**DESCRIPTION OF THE TASK**: Show each line of the data below that has the string "from" in it.

----- DATA SHOWN -----

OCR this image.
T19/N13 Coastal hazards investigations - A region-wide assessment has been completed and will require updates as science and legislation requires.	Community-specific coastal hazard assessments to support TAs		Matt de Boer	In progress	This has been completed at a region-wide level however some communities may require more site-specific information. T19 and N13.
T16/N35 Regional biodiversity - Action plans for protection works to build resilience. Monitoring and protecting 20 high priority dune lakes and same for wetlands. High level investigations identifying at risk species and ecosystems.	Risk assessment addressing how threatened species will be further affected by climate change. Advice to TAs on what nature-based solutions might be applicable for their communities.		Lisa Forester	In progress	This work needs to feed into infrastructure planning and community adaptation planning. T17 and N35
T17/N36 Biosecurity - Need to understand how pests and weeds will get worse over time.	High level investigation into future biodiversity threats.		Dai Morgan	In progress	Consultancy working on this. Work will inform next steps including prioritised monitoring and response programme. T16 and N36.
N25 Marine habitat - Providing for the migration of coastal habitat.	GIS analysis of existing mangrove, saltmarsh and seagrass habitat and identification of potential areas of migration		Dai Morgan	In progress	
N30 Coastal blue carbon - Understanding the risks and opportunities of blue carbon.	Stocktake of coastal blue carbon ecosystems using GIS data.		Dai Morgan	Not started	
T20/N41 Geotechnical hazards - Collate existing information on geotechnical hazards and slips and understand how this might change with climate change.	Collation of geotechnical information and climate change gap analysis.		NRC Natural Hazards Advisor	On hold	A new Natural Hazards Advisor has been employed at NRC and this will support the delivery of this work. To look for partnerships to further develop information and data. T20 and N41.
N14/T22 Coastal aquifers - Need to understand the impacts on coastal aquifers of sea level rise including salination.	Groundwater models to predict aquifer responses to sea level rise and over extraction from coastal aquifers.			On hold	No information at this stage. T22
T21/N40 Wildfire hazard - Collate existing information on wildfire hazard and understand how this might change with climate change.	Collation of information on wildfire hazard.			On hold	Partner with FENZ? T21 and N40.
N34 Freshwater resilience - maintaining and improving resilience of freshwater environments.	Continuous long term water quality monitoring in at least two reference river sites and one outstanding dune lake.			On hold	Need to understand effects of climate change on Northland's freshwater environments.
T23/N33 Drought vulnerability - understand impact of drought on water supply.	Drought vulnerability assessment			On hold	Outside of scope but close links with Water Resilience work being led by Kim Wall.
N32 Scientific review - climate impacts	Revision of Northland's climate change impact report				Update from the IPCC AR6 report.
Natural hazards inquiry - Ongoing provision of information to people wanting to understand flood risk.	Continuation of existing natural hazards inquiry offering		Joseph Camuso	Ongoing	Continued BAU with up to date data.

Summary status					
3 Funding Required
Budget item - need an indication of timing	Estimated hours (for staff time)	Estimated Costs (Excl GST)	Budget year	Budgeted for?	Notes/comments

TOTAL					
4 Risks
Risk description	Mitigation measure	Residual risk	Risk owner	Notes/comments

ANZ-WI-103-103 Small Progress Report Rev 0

-----

**ANSWER TO THE EXERCISE**:
N14/T22 Coastal aquifers - Need to understand the impacts on coastal aquifers of sea level rise including salination.	Groundwater models to predict aquifer responses to sea level rise and over extraction from coastal aquifers.			On hold	No information at this stage. T22
N32 Scientific review - climate impacts	Revision of Northland's climate change impact report				Update from the IPCC AR6 report.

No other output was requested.